Take every line from the material that has the word "vnnd" in it.

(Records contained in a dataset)
===

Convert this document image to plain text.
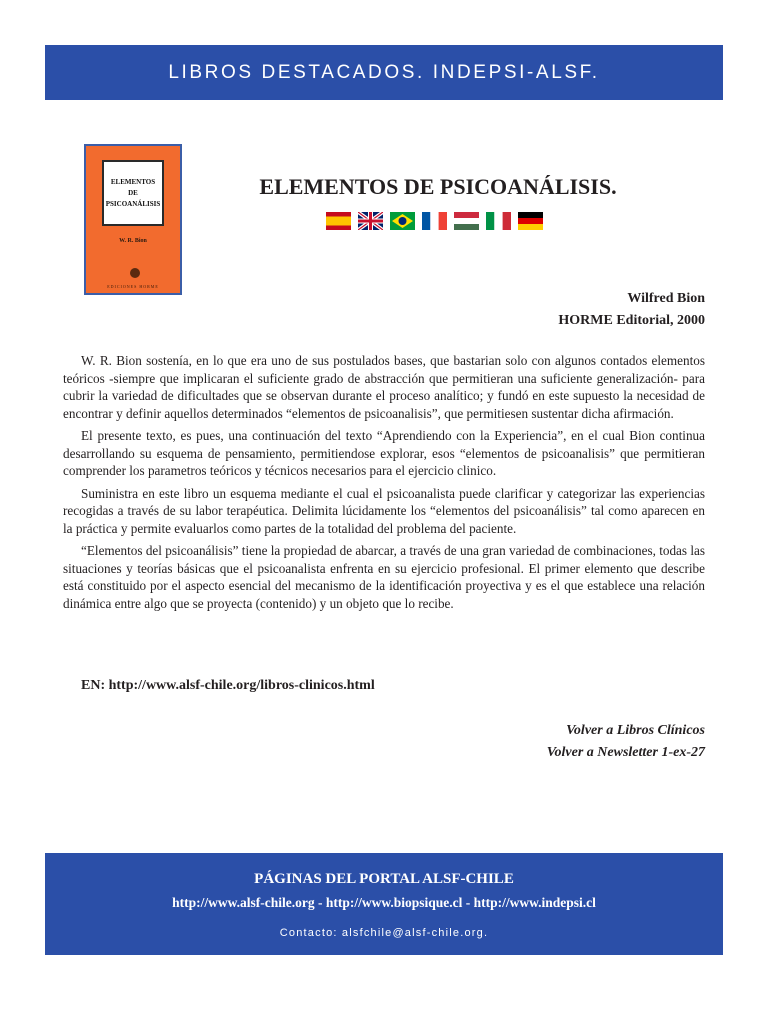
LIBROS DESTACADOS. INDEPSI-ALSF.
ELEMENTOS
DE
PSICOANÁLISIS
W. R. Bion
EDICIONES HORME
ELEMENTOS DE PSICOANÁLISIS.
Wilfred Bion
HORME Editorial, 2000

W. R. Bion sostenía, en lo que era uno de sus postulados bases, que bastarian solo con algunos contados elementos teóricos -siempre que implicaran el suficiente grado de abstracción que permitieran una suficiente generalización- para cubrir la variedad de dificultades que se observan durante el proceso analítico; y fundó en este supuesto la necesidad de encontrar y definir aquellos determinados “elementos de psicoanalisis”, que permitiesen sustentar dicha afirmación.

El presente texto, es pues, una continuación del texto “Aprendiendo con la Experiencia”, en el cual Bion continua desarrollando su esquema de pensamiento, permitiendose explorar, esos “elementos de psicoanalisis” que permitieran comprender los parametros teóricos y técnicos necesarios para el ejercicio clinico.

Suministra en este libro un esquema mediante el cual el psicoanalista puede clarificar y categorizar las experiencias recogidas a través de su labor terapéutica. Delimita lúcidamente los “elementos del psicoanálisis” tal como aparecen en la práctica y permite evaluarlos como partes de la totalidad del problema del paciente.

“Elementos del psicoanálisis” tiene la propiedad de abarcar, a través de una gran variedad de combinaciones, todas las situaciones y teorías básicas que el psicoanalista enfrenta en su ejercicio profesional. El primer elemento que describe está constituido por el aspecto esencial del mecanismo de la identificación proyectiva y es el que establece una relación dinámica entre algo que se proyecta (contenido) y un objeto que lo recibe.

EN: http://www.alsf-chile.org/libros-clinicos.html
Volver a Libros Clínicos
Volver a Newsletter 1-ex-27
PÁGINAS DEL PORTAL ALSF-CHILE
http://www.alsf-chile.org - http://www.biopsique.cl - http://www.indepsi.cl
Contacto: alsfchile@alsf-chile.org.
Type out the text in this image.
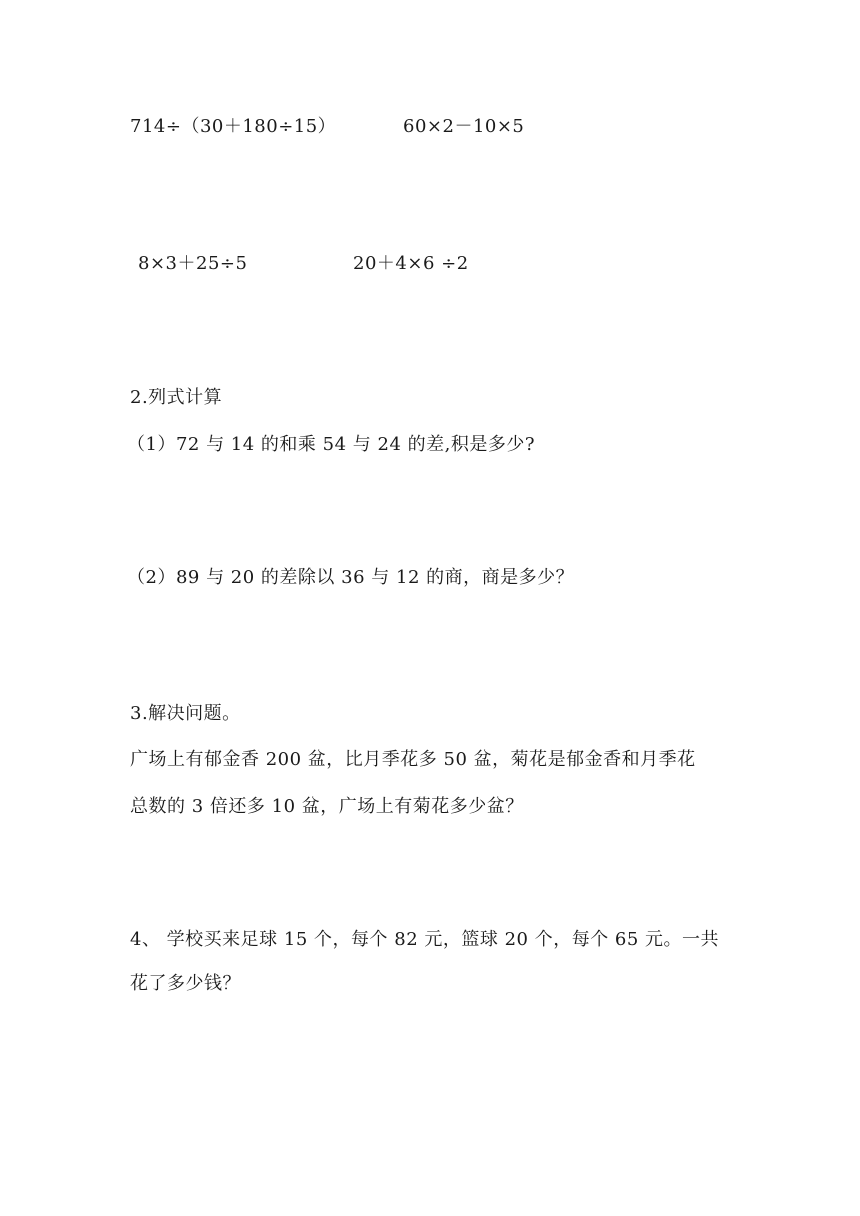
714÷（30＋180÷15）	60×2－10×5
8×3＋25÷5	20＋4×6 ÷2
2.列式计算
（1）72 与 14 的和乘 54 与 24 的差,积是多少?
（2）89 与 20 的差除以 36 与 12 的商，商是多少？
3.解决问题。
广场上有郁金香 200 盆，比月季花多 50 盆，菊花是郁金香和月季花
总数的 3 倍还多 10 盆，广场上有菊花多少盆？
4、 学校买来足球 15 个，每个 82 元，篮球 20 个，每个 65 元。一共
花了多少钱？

===

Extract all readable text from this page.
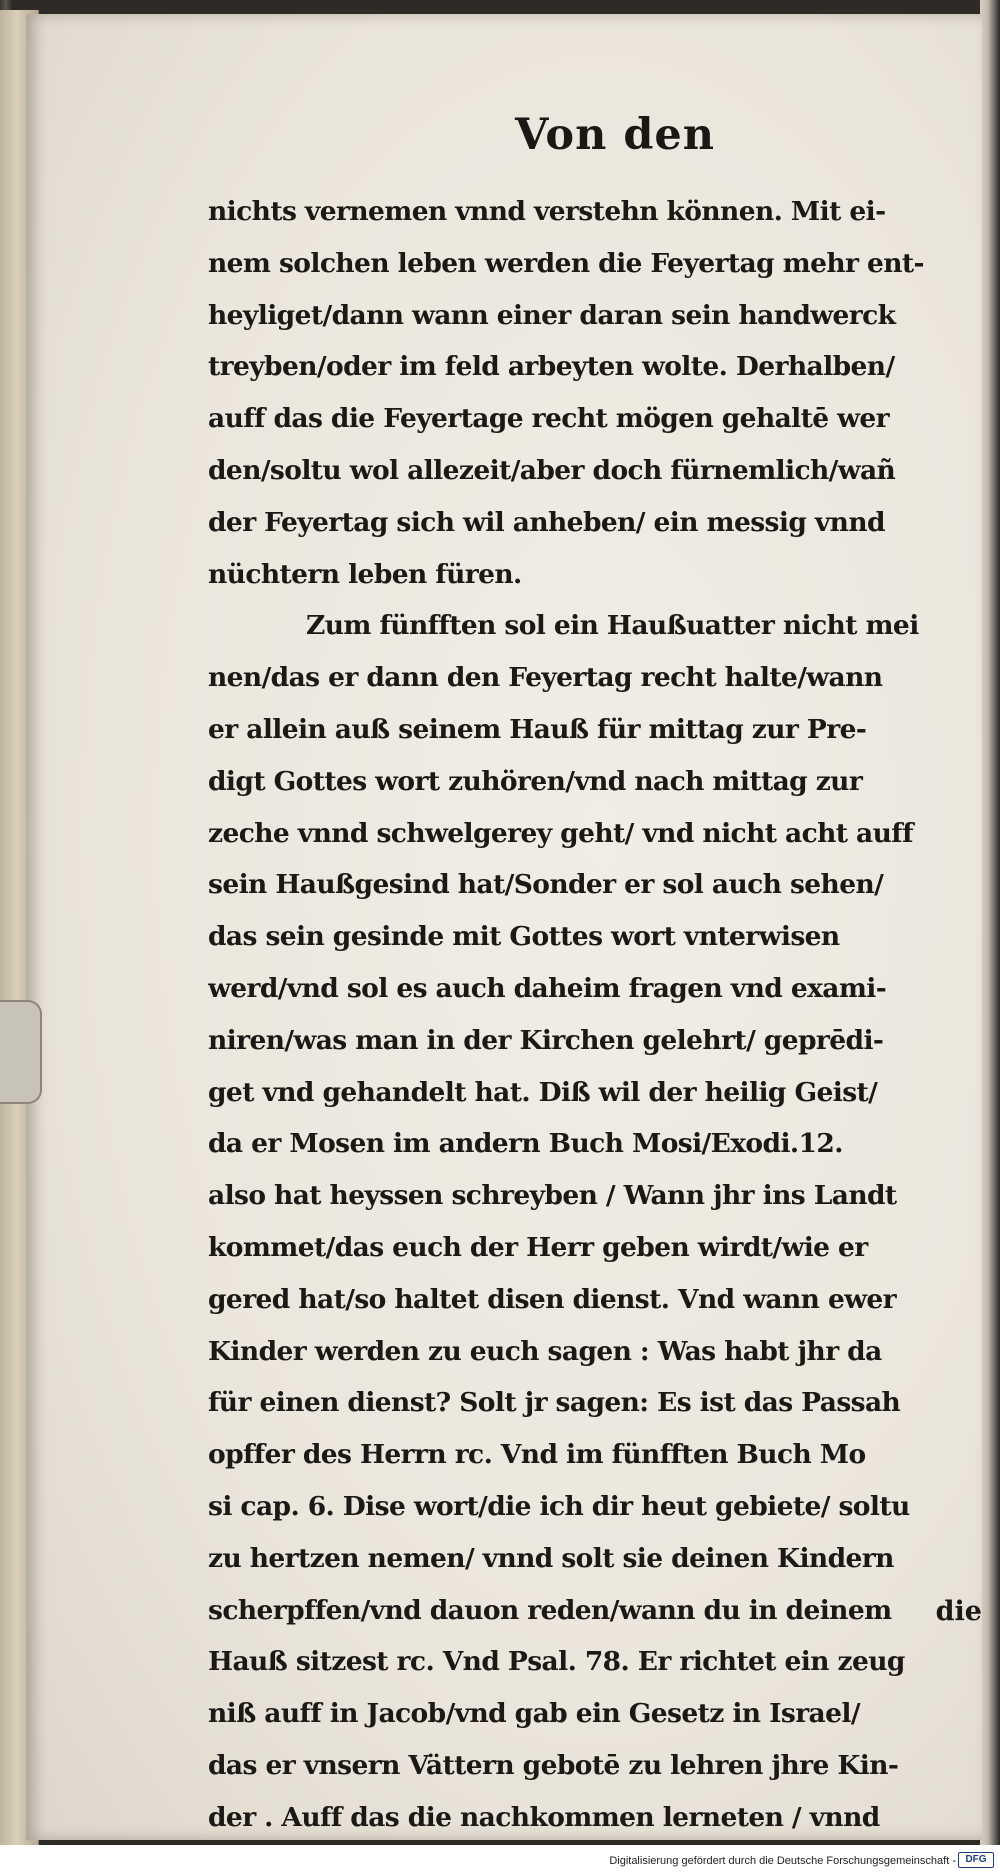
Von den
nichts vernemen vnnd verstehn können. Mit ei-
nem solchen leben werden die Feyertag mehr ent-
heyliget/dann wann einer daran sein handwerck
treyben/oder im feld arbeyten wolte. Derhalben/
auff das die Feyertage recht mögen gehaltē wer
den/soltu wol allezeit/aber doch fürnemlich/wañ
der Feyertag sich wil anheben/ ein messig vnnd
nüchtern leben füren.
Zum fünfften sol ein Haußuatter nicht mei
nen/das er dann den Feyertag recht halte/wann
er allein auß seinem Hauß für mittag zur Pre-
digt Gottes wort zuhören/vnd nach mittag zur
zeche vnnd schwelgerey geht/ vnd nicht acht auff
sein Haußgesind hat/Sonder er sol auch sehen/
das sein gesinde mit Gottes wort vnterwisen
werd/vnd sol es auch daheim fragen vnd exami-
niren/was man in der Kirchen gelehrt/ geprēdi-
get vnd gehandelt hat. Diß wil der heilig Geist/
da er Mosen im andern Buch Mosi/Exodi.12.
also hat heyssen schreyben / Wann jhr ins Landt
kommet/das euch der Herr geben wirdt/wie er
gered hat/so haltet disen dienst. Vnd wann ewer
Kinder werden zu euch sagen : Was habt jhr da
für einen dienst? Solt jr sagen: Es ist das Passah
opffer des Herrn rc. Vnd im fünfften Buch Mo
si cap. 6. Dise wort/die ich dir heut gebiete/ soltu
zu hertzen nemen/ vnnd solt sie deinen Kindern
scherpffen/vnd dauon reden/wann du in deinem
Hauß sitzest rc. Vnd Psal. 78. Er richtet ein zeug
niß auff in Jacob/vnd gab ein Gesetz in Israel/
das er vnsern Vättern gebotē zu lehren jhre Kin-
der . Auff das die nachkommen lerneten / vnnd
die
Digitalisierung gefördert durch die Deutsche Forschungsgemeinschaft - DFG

===

[Result of this task]:
nichts vernemen vnnd verstehn können. Mit ei-
der Feyertag sich wil anheben/ ein messig vnnd
zeche vnnd schwelgerey geht/ vnd nicht acht auff
zu hertzen nemen/ vnnd solt sie deinen Kindern
der . Auff das die nachkommen lerneten / vnnd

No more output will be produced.